- To be done -
From the entries below, please gather each line containing the string "title".

[Dataset excerpt]
<<<<
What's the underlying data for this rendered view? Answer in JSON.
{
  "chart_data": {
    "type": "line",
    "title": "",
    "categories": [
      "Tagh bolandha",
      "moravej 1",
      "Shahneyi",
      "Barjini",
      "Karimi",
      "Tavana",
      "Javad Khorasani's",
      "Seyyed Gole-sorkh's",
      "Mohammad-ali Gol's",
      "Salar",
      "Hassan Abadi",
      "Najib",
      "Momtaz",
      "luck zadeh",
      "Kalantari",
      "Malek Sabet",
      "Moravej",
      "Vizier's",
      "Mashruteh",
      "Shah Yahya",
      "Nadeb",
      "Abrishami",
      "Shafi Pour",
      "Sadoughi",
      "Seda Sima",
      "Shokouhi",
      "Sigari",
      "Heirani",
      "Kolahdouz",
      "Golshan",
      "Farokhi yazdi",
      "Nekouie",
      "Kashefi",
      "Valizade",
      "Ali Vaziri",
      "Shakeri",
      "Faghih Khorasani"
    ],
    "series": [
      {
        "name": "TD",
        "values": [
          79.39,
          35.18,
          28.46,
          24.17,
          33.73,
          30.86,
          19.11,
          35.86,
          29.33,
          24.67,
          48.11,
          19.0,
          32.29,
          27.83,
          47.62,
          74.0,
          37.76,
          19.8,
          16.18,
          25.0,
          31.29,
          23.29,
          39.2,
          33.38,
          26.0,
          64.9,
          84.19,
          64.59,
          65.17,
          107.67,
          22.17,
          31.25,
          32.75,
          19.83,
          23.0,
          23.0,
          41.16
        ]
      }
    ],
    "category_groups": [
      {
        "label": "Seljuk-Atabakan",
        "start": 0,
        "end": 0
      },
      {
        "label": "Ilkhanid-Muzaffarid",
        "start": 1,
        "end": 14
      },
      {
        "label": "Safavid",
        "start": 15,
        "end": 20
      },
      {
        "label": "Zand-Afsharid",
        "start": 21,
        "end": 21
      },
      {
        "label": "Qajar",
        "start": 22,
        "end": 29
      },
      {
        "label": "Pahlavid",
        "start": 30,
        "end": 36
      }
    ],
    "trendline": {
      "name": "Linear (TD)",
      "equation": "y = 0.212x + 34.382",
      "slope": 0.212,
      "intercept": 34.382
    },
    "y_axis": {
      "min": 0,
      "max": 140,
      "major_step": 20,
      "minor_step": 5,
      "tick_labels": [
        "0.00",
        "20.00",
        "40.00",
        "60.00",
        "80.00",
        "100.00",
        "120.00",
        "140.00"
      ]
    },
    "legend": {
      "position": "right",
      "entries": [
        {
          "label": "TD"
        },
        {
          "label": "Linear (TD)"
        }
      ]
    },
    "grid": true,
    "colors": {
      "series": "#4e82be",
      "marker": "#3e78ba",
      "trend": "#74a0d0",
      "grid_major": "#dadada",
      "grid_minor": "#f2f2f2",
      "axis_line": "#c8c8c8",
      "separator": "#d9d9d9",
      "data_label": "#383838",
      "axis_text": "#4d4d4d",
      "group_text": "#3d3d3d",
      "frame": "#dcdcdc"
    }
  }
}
>>>>
<<<<
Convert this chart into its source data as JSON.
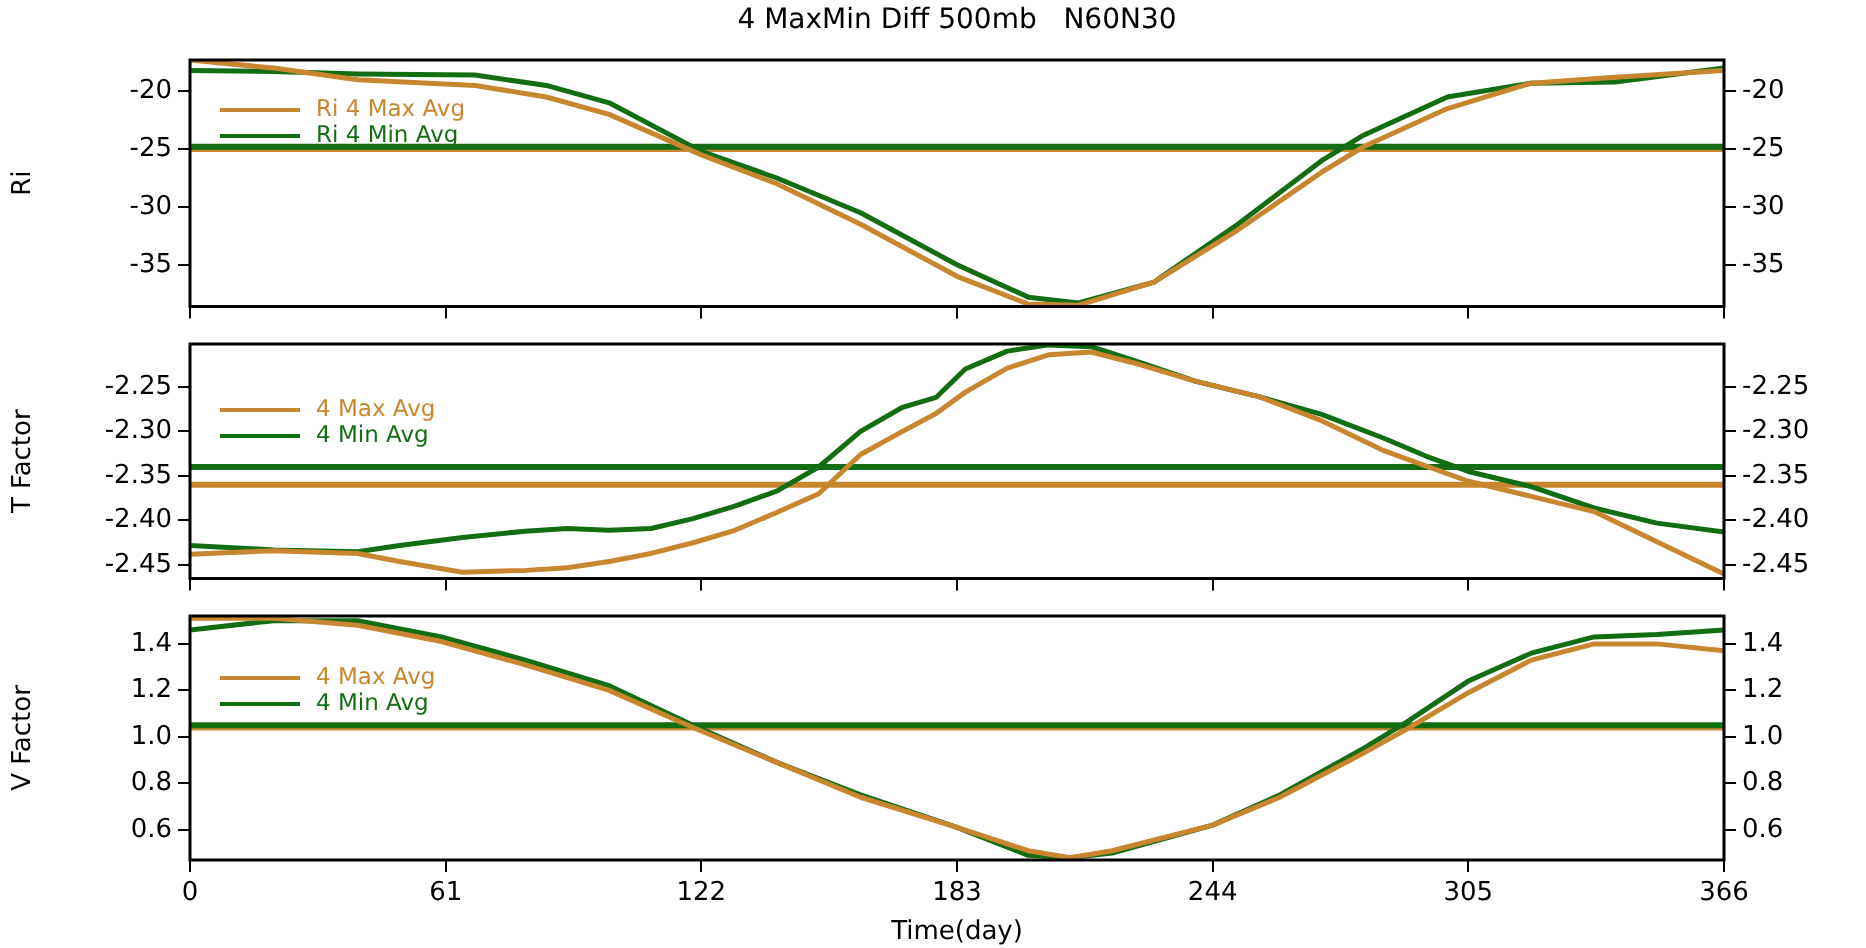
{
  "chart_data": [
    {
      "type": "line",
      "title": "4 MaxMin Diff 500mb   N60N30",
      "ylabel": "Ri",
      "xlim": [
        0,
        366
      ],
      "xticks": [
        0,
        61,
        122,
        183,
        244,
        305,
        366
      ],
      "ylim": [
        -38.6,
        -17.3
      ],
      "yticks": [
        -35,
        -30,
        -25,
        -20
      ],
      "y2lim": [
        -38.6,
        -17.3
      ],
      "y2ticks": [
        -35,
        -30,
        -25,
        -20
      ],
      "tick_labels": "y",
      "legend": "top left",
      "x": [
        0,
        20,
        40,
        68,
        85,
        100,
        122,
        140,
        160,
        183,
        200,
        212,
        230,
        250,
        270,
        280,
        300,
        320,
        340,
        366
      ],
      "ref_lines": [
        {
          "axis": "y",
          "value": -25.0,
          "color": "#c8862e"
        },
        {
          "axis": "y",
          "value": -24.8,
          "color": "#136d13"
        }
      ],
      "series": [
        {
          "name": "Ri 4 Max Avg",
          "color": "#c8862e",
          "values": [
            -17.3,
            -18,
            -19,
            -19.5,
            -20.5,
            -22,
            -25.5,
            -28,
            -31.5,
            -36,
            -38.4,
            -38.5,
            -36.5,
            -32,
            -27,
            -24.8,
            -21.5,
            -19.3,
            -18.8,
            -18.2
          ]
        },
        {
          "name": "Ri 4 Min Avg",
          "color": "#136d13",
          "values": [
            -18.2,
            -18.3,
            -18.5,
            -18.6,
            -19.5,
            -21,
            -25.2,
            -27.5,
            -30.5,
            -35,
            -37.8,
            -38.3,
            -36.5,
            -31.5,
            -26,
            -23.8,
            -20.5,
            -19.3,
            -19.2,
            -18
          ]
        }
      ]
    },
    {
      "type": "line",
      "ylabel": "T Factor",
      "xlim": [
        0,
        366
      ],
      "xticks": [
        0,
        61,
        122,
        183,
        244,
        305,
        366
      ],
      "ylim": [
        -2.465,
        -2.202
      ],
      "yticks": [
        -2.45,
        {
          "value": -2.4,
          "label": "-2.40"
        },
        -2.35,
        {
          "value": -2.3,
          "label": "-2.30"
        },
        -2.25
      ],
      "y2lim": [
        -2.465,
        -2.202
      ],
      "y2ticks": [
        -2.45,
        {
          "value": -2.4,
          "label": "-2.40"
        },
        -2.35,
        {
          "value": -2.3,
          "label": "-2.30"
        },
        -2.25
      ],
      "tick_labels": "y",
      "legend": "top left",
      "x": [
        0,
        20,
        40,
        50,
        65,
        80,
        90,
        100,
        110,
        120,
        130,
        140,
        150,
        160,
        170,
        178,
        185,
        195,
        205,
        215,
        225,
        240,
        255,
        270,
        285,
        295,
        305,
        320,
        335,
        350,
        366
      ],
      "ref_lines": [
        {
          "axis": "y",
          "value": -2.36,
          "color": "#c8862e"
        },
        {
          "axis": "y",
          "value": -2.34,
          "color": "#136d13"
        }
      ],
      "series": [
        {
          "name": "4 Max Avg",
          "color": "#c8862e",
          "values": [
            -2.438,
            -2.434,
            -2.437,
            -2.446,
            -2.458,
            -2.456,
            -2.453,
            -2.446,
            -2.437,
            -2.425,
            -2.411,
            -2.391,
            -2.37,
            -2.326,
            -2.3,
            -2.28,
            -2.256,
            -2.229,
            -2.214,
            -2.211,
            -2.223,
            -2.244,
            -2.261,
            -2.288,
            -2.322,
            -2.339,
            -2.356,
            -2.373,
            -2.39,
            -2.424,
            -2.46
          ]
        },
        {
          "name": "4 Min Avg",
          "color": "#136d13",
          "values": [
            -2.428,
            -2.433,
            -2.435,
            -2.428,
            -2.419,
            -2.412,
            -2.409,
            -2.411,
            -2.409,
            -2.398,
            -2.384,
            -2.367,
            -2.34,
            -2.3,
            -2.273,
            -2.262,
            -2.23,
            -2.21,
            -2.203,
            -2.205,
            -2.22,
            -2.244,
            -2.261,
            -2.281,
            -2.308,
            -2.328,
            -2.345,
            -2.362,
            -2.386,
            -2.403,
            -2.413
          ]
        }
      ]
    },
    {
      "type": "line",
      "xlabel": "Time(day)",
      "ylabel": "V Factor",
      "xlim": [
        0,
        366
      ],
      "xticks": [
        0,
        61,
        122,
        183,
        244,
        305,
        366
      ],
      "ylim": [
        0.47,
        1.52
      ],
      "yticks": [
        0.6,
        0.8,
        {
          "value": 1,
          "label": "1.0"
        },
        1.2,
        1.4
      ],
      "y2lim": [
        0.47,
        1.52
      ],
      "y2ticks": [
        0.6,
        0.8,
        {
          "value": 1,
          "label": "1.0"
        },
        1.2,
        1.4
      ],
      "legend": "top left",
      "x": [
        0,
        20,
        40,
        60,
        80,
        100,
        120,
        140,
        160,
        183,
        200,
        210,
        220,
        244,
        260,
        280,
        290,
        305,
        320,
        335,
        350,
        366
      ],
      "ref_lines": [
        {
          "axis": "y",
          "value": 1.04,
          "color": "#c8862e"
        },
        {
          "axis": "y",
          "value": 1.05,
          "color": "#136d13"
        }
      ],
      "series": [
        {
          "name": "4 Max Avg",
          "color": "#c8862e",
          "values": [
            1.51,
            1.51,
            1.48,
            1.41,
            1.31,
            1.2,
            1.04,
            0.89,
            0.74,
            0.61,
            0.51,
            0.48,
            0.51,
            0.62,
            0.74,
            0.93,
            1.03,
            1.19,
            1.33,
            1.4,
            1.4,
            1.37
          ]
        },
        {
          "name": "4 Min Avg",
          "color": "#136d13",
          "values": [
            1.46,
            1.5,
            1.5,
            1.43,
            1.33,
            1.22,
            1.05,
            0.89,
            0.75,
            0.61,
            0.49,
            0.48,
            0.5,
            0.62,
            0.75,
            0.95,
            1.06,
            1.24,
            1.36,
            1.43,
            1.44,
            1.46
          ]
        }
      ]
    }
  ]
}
>>>>
- Exercise output -
    "title": "",
      "title": "4 MaxMin Diff 500mb   N60N30",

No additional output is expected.